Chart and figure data
------

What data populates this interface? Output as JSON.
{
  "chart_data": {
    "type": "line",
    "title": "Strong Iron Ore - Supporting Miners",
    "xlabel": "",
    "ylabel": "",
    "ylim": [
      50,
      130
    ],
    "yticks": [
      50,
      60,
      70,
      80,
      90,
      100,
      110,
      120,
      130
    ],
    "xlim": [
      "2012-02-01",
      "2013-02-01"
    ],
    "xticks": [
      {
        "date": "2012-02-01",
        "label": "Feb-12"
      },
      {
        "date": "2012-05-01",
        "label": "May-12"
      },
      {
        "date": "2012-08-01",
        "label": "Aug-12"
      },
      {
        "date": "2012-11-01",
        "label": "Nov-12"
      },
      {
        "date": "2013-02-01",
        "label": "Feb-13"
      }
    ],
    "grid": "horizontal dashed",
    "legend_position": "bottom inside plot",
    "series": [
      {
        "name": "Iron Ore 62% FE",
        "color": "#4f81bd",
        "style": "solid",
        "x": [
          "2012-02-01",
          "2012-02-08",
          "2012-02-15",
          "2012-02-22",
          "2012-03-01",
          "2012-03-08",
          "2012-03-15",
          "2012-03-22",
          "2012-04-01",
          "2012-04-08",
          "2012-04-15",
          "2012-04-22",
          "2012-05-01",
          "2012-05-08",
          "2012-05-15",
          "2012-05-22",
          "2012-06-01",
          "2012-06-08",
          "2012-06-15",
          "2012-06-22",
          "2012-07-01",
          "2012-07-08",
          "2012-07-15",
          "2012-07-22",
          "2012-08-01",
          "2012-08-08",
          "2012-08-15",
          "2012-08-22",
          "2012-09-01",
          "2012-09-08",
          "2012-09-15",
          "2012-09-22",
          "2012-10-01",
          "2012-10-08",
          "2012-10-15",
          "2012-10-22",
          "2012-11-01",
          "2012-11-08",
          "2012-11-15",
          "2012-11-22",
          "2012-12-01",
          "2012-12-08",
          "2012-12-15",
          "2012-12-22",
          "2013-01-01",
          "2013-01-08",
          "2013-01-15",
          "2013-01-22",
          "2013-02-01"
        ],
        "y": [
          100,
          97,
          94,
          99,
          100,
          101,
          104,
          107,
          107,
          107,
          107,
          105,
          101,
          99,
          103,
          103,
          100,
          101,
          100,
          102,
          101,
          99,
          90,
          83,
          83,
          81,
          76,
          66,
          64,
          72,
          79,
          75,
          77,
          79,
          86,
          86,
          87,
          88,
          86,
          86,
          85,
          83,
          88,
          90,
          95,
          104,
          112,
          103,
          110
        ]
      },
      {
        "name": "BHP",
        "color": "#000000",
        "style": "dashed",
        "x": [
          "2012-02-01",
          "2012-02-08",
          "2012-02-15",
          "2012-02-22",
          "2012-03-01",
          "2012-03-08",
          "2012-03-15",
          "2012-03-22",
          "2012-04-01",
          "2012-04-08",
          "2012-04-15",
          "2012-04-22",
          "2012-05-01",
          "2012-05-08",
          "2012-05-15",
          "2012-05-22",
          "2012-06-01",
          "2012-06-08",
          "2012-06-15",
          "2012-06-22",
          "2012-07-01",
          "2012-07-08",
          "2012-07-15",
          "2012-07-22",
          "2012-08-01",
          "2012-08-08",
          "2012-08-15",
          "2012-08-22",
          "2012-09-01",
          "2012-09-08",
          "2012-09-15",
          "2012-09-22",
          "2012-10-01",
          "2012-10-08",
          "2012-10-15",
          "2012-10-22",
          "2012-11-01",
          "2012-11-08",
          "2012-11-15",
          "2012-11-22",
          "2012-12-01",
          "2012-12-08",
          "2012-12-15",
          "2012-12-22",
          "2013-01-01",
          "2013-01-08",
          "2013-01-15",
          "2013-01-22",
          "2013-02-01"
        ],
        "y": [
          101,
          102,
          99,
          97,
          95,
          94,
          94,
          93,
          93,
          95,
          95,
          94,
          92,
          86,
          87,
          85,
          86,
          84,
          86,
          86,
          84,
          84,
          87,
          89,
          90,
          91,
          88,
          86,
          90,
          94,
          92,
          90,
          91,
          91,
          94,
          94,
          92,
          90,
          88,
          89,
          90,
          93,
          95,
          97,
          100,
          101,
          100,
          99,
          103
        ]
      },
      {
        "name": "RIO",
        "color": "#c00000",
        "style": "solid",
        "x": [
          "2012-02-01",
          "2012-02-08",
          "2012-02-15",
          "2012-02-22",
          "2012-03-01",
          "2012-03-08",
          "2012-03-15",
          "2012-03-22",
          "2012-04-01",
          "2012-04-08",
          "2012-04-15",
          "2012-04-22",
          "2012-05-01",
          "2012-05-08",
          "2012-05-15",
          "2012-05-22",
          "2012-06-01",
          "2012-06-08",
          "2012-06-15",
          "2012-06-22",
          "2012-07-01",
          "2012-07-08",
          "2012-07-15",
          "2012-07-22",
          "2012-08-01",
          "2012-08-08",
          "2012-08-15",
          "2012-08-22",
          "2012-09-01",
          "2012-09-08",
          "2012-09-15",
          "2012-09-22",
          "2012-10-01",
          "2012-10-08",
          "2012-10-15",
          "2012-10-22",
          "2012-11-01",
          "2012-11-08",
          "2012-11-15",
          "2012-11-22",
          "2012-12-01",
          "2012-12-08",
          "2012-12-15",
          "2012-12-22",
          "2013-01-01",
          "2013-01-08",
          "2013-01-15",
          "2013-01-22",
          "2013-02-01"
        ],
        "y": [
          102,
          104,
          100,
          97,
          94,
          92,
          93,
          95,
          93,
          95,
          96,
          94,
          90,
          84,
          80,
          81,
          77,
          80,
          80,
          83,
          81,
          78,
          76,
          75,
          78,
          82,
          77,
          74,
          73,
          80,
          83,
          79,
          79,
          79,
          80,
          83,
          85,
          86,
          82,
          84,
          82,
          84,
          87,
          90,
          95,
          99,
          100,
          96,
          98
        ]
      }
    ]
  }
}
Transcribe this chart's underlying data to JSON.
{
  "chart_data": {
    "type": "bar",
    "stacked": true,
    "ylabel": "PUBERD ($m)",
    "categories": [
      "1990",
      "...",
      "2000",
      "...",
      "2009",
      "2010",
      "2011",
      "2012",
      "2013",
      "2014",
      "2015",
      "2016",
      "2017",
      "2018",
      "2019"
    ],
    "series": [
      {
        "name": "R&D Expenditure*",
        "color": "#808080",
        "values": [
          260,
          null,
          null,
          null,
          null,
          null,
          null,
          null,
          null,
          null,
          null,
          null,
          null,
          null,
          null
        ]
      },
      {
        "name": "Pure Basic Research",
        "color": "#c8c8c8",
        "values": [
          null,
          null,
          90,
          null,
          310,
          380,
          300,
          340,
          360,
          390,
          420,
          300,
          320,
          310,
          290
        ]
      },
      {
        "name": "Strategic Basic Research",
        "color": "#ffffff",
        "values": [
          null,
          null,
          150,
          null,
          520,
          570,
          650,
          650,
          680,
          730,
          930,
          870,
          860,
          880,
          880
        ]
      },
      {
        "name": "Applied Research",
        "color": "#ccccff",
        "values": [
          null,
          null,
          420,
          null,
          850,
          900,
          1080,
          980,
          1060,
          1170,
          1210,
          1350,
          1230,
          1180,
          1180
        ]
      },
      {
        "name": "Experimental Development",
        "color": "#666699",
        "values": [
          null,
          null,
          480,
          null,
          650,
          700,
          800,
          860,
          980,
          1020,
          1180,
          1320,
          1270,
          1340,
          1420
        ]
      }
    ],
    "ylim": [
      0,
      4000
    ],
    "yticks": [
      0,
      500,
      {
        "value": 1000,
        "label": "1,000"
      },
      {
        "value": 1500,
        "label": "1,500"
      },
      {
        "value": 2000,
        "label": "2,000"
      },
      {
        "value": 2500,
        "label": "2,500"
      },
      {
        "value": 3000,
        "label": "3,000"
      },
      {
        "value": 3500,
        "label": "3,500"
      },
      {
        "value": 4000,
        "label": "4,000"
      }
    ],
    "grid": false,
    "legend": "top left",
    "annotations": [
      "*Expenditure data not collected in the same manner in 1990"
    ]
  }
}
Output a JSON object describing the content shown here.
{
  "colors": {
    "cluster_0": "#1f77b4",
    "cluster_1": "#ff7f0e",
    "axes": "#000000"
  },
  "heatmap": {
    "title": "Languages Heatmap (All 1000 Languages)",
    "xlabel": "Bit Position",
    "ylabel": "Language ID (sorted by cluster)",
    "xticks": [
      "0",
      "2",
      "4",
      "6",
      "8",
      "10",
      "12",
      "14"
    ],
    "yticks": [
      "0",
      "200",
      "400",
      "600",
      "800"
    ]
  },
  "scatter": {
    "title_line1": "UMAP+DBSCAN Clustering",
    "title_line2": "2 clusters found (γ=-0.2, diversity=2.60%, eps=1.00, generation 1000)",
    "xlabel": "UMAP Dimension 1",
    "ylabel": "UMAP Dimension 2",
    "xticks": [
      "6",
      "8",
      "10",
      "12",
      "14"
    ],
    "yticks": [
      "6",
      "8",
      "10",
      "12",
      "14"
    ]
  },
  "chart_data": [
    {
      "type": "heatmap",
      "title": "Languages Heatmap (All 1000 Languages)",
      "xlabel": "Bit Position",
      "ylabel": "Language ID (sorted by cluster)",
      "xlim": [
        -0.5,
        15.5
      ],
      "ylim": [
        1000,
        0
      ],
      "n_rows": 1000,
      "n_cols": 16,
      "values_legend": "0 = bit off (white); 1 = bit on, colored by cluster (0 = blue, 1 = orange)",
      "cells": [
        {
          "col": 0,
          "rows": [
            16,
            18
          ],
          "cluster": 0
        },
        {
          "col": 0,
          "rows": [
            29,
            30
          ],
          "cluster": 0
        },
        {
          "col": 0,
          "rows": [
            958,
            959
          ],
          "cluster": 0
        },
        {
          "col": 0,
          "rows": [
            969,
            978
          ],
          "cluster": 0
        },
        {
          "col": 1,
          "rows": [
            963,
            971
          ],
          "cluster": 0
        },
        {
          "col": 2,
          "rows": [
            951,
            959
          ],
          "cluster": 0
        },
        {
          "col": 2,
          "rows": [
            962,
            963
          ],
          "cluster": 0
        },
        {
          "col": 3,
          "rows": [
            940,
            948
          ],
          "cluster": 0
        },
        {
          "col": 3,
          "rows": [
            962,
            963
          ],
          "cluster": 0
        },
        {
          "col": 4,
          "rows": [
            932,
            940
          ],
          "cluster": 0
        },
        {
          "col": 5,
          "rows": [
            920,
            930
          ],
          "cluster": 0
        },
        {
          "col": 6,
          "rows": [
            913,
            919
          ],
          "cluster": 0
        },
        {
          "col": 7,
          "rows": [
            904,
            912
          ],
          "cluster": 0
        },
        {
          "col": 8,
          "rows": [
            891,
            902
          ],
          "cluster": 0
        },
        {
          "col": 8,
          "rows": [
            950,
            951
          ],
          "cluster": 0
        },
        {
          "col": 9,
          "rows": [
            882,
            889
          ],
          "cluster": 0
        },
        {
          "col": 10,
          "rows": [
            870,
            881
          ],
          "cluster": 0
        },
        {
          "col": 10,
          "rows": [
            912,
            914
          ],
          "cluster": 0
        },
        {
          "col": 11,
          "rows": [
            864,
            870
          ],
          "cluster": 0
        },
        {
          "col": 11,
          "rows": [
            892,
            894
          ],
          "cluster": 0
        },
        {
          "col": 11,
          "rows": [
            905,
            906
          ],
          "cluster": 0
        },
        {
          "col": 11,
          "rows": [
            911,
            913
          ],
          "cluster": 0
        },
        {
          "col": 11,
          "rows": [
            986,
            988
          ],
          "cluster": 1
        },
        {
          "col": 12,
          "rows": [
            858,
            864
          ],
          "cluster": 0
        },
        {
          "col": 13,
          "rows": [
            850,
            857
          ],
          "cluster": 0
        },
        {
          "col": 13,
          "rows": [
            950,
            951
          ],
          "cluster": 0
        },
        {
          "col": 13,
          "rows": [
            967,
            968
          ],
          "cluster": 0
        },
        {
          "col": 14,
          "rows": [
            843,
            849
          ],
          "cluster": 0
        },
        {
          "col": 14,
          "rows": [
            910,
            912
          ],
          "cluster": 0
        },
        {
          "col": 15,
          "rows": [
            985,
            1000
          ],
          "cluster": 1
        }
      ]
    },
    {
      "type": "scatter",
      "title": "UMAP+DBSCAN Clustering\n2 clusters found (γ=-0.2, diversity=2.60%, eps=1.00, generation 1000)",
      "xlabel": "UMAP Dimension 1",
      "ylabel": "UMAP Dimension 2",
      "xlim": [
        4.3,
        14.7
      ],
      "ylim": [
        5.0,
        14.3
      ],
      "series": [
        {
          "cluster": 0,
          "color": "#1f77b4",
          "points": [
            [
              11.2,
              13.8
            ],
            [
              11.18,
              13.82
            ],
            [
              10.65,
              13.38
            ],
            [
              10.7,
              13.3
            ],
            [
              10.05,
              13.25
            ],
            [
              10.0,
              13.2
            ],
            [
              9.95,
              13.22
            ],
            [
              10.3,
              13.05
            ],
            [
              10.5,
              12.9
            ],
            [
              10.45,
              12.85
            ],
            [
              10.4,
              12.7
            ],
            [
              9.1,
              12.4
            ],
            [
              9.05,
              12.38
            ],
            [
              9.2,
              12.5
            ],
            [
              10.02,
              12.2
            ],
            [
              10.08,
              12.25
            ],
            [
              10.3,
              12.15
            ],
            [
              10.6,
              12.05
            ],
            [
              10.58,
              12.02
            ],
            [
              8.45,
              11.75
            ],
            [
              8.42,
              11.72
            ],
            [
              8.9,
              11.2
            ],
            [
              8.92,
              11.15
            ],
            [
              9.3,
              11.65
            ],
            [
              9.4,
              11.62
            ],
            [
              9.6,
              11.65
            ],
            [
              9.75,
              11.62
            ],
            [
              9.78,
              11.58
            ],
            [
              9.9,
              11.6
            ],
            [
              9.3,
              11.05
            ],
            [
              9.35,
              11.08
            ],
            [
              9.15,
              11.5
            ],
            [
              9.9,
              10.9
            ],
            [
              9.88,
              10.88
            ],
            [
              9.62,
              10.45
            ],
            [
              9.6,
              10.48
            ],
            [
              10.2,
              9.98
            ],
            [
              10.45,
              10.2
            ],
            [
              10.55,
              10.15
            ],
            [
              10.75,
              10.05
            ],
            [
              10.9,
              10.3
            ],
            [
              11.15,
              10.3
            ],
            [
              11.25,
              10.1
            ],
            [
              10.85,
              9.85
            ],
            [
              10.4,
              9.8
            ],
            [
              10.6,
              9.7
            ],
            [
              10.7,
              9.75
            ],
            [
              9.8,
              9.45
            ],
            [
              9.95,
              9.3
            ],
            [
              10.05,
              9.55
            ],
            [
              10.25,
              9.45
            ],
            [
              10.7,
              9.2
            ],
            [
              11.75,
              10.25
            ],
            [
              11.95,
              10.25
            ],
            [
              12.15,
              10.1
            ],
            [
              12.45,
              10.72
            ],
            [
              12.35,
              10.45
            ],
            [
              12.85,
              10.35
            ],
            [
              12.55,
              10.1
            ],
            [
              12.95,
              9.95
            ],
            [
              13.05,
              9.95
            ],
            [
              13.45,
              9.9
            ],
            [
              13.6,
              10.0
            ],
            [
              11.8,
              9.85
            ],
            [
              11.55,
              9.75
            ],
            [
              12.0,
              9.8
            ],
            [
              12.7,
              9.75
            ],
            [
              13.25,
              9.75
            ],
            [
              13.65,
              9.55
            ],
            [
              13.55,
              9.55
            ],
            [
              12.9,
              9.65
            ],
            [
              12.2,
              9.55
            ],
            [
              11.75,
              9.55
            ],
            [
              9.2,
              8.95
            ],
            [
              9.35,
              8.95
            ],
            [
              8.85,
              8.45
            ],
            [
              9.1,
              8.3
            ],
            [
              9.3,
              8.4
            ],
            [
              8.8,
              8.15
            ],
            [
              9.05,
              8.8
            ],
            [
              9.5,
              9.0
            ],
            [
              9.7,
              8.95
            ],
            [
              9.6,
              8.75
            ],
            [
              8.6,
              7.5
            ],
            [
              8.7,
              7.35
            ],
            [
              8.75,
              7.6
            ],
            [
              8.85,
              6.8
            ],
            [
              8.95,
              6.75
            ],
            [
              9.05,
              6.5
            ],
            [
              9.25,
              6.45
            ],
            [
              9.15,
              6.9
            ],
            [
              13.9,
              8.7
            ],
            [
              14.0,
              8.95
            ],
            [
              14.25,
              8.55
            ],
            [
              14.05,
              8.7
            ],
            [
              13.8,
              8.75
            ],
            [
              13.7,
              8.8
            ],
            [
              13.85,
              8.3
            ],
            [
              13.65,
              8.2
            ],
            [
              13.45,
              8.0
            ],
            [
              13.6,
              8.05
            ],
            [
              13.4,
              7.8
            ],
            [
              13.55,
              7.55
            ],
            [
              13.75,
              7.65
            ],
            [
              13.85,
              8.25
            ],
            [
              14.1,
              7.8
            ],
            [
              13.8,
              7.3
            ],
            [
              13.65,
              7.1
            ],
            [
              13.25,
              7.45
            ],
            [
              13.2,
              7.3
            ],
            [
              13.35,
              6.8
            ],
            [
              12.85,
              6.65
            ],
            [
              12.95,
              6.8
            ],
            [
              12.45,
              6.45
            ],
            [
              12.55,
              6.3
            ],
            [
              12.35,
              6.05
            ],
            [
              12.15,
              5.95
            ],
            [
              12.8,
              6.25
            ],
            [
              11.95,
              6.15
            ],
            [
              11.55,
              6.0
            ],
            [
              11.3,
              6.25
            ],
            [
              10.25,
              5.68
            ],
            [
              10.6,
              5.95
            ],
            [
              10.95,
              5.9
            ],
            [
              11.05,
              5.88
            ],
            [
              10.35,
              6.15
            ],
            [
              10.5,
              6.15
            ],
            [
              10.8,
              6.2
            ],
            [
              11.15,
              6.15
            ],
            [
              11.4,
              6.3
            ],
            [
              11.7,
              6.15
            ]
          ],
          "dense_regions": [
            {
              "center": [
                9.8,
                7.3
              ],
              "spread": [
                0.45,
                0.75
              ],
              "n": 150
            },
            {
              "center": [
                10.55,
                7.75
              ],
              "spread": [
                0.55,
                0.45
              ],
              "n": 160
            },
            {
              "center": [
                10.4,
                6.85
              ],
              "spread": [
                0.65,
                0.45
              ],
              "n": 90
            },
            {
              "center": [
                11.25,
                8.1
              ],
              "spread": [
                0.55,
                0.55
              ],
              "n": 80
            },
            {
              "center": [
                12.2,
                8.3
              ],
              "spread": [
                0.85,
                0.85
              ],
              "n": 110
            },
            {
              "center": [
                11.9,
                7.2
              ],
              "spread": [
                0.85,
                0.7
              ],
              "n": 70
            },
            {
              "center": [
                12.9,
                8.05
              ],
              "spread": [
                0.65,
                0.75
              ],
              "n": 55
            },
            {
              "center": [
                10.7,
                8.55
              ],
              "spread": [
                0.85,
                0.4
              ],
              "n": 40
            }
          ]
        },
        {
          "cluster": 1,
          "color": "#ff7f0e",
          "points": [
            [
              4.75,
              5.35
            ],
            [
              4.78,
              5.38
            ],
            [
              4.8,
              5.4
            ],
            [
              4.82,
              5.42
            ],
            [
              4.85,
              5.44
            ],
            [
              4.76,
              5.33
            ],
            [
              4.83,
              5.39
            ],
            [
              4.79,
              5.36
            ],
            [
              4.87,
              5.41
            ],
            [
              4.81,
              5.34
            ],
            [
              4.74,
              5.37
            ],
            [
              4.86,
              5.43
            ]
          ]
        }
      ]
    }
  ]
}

------

● **TASK DESCRIPTION**
From the entries above, extract each line containing "name".

● **THE REPLY**
        "name": "Iron Ore 62% FE",
        "name": "BHP",
        "name": "RIO",
        "name": "R&D Expenditure*",
        "name": "Pure Basic Research",
        "name": "Strategic Basic Research",
        "name": "Applied Research",
        "name": "Experimental Development",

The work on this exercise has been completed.